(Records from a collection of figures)

┄┄┄┄┄┄┄┄┄┄

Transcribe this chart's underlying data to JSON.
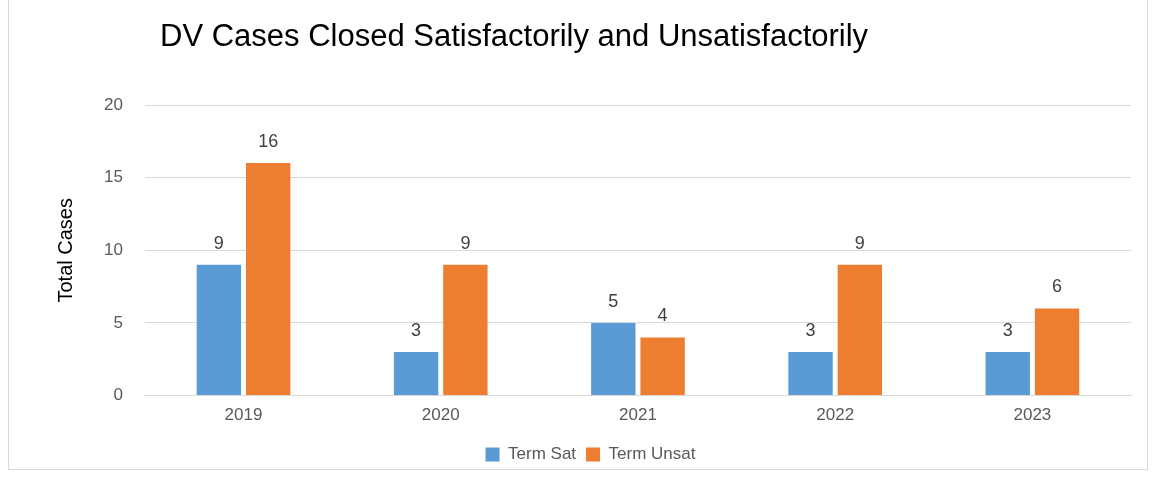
{
  "chart_data": {
    "type": "bar",
    "title": "DV Cases Closed Satisfactorily and Unsatisfactorily",
    "ylabel": "Total Cases",
    "categories": [
      "2019",
      "2020",
      "2021",
      "2022",
      "2023"
    ],
    "series": [
      {
        "name": "Term Sat",
        "color": "#5b9bd5",
        "values": [
          9,
          3,
          5,
          3,
          3
        ]
      },
      {
        "name": "Term Unsat",
        "color": "#ed7d31",
        "values": [
          16,
          9,
          4,
          9,
          6
        ]
      }
    ],
    "ylim": [
      0,
      20
    ],
    "yticks": [
      0,
      5,
      10,
      15,
      20
    ],
    "grid": "y",
    "legend": "bottom",
    "data_labels": true
  }
}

┄┄┄┄┄┄┄┄┄┄

Return all of the entries word for word, but omit the pictures.

Transcribe this chart's underlying data to JSON.
{
  "chart_data": {
    "type": "bar",
    "title": "DV Cases Closed Satisfactorily and Unsatisfactorily",
    "ylabel": "Total Cases",
    "categories": [
      "2019",
      "2020",
      "2021",
      "2022",
      "2023"
    ],
    "series": [
      {
        "name": "Term Sat",
        "color": "#5b9bd5",
        "values": [
          9,
          3,
          5,
          3,
          3
        ]
      },
      {
        "name": "Term Unsat",
        "color": "#ed7d31",
        "values": [
          16,
          9,
          4,
          9,
          6
        ]
      }
    ],
    "ylim": [
      0,
      20
    ],
    "yticks": [
      0,
      5,
      10,
      15,
      20
    ],
    "grid": "y",
    "legend": "bottom",
    "data_labels": true
  }
}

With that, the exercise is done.